** Begin EXERCISE MATERIAL **

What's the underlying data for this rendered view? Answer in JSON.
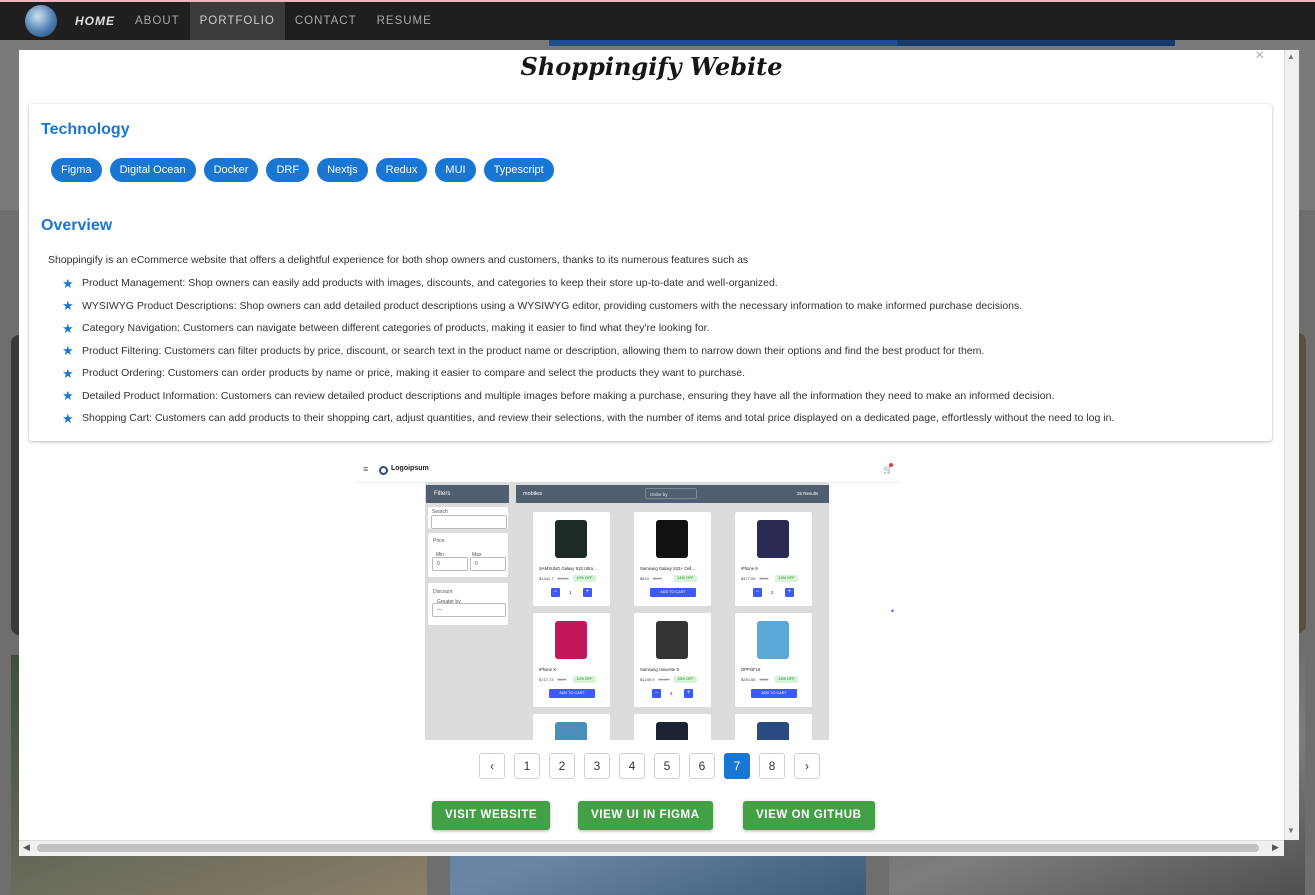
{
  "nav": {
    "home": "HOME",
    "items": [
      "ABOUT",
      "PORTFOLIO",
      "CONTACT",
      "RESUME"
    ]
  },
  "modal": {
    "title": "Shoppingify Webite",
    "close": "×",
    "technology_title": "Technology",
    "technologies": [
      "Figma",
      "Digital Ocean",
      "Docker",
      "DRF",
      "Nextjs",
      "Redux",
      "MUI",
      "Typescript"
    ],
    "overview_title": "Overview",
    "intro": "Shoppingify is an eCommerce website that offers a delightful experience for both shop owners and customers, thanks to its numerous features such as",
    "features": [
      "Product Management: Shop owners can easily add products with images, discounts, and categories to keep their store up-to-date and well-organized.",
      "WYSIWYG Product Descriptions: Shop owners can add detailed product descriptions using a WYSIWYG editor, providing customers with the necessary information to make informed purchase decisions.",
      "Category Navigation: Customers can navigate between different categories of products, making it easier to find what they're looking for.",
      "Product Filtering: Customers can filter products by price, discount, or search text in the product name or description, allowing them to narrow down their options and find the best product for them.",
      "Product Ordering: Customers can order products by name or price, making it easier to compare and select the products they want to purchase.",
      "Detailed Product Information: Customers can review detailed product descriptions and multiple images before making a purchase, ensuring they have all the information they need to make an informed decision.",
      "Shopping Cart: Customers can add products to their shopping cart, adjust quantities, and review their selections, with the number of items and total price displayed on a dedicated page, effortlessly without the need to log in."
    ],
    "screenshot": {
      "menu": "≡",
      "logo": "Logoipsum",
      "cart": "🛒",
      "filters_title": "Filters",
      "search_label": "Search",
      "price_label": "Price",
      "min_label": "Min",
      "min_value": "0",
      "max_label": "Max",
      "max_value": "0",
      "discount_label": "Discount",
      "discount_select_label": "Greater by",
      "discount_select_value": "—",
      "category": "mobiles",
      "order_by": "Order by",
      "results": "26 Results",
      "products": [
        {
          "name": "SAMSUNG Galaxy S22 Ultra ...",
          "price": "$1341.7",
          "old": "$1699",
          "off": "10% OFF",
          "mode": "stepper",
          "qty": "1",
          "color": "#1e2a25"
        },
        {
          "name": "Samsung Galaxy S22+ Cell...",
          "price": "$819",
          "old": "$949",
          "off": "14% OFF",
          "mode": "cart",
          "qty": "",
          "color": "#111111"
        },
        {
          "name": "iPhone 9",
          "price": "$477.05",
          "old": "$549",
          "off": "13% OFF",
          "mode": "stepper",
          "qty": "2",
          "color": "#2a2a55"
        },
        {
          "name": "iPhone X",
          "price": "$717.73",
          "old": "$899",
          "off": "10% OFF",
          "mode": "cart",
          "qty": "",
          "color": "#c2185b"
        },
        {
          "name": "Samsung Universe 9",
          "price": "$1249.9",
          "old": "$1499",
          "off": "15% OFF",
          "mode": "stepper",
          "qty": "2",
          "color": "#333333"
        },
        {
          "name": "OPPOF19",
          "price": "$253.65",
          "old": "$280",
          "off": "18% OFF",
          "mode": "cart",
          "qty": "",
          "color": "#5aa7d8"
        },
        {
          "name": "",
          "price": "",
          "old": "",
          "off": "",
          "mode": "none",
          "qty": "",
          "color": "#4a8fb8"
        },
        {
          "name": "",
          "price": "",
          "old": "",
          "off": "",
          "mode": "none",
          "qty": "",
          "color": "#1a2233"
        },
        {
          "name": "",
          "price": "",
          "old": "",
          "off": "",
          "mode": "none",
          "qty": "",
          "color": "#2b4a80"
        }
      ],
      "add_to_cart": "ADD TO CART",
      "minus": "−",
      "plus": "+"
    },
    "pagination": {
      "prev": "‹",
      "next": "›",
      "pages": [
        "1",
        "2",
        "3",
        "4",
        "5",
        "6",
        "7",
        "8"
      ],
      "current": "7"
    },
    "buttons": {
      "visit": "VISIT WEBSITE",
      "figma": "VIEW UI IN FIGMA",
      "github": "VIEW ON GITHUB"
    }
  },
  "colors": {
    "accent": "#1976d2",
    "action": "#43a047",
    "navbar": "#1f1f1f"
  }
}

** End EXERCISE MATERIAL **

WORK INSTRUCTIONS
With the pictures omitted, reproduce the records in full and exactly.

TASK ANSWER
What's the underlying data for this rendered view? Answer in JSON.
{
  "nav": {
    "home": "HOME",
    "items": [
      "ABOUT",
      "PORTFOLIO",
      "CONTACT",
      "RESUME"
    ]
  },
  "modal": {
    "title": "Shoppingify Webite",
    "close": "×",
    "technology_title": "Technology",
    "technologies": [
      "Figma",
      "Digital Ocean",
      "Docker",
      "DRF",
      "Nextjs",
      "Redux",
      "MUI",
      "Typescript"
    ],
    "overview_title": "Overview",
    "intro": "Shoppingify is an eCommerce website that offers a delightful experience for both shop owners and customers, thanks to its numerous features such as",
    "features": [
      "Product Management: Shop owners can easily add products with images, discounts, and categories to keep their store up-to-date and well-organized.",
      "WYSIWYG Product Descriptions: Shop owners can add detailed product descriptions using a WYSIWYG editor, providing customers with the necessary information to make informed purchase decisions.",
      "Category Navigation: Customers can navigate between different categories of products, making it easier to find what they're looking for.",
      "Product Filtering: Customers can filter products by price, discount, or search text in the product name or description, allowing them to narrow down their options and find the best product for them.",
      "Product Ordering: Customers can order products by name or price, making it easier to compare and select the products they want to purchase.",
      "Detailed Product Information: Customers can review detailed product descriptions and multiple images before making a purchase, ensuring they have all the information they need to make an informed decision.",
      "Shopping Cart: Customers can add products to their shopping cart, adjust quantities, and review their selections, with the number of items and total price displayed on a dedicated page, effortlessly without the need to log in."
    ],
    "screenshot": {
      "menu": "≡",
      "logo": "Logoipsum",
      "cart": "🛒",
      "filters_title": "Filters",
      "search_label": "Search",
      "price_label": "Price",
      "min_label": "Min",
      "min_value": "0",
      "max_label": "Max",
      "max_value": "0",
      "discount_label": "Discount",
      "discount_select_label": "Greater by",
      "discount_select_value": "—",
      "category": "mobiles",
      "order_by": "Order by",
      "results": "26 Results",
      "products": [
        {
          "name": "SAMSUNG Galaxy S22 Ultra ...",
          "price": "$1341.7",
          "old": "$1699",
          "off": "10% OFF",
          "mode": "stepper",
          "qty": "1",
          "color": "#1e2a25"
        },
        {
          "name": "Samsung Galaxy S22+ Cell...",
          "price": "$819",
          "old": "$949",
          "off": "14% OFF",
          "mode": "cart",
          "qty": "",
          "color": "#111111"
        },
        {
          "name": "iPhone 9",
          "price": "$477.05",
          "old": "$549",
          "off": "13% OFF",
          "mode": "stepper",
          "qty": "2",
          "color": "#2a2a55"
        },
        {
          "name": "iPhone X",
          "price": "$717.73",
          "old": "$899",
          "off": "10% OFF",
          "mode": "cart",
          "qty": "",
          "color": "#c2185b"
        },
        {
          "name": "Samsung Universe 9",
          "price": "$1249.9",
          "old": "$1499",
          "off": "15% OFF",
          "mode": "stepper",
          "qty": "2",
          "color": "#333333"
        },
        {
          "name": "OPPOF19",
          "price": "$253.65",
          "old": "$280",
          "off": "18% OFF",
          "mode": "cart",
          "qty": "",
          "color": "#5aa7d8"
        },
        {
          "name": "",
          "price": "",
          "old": "",
          "off": "",
          "mode": "none",
          "qty": "",
          "color": "#4a8fb8"
        },
        {
          "name": "",
          "price": "",
          "old": "",
          "off": "",
          "mode": "none",
          "qty": "",
          "color": "#1a2233"
        },
        {
          "name": "",
          "price": "",
          "old": "",
          "off": "",
          "mode": "none",
          "qty": "",
          "color": "#2b4a80"
        }
      ],
      "add_to_cart": "ADD TO CART",
      "minus": "−",
      "plus": "+"
    },
    "pagination": {
      "prev": "‹",
      "next": "›",
      "pages": [
        "1",
        "2",
        "3",
        "4",
        "5",
        "6",
        "7",
        "8"
      ],
      "current": "7"
    },
    "buttons": {
      "visit": "VISIT WEBSITE",
      "figma": "VIEW UI IN FIGMA",
      "github": "VIEW ON GITHUB"
    }
  },
  "colors": {
    "accent": "#1976d2",
    "action": "#43a047",
    "navbar": "#1f1f1f"
  }
}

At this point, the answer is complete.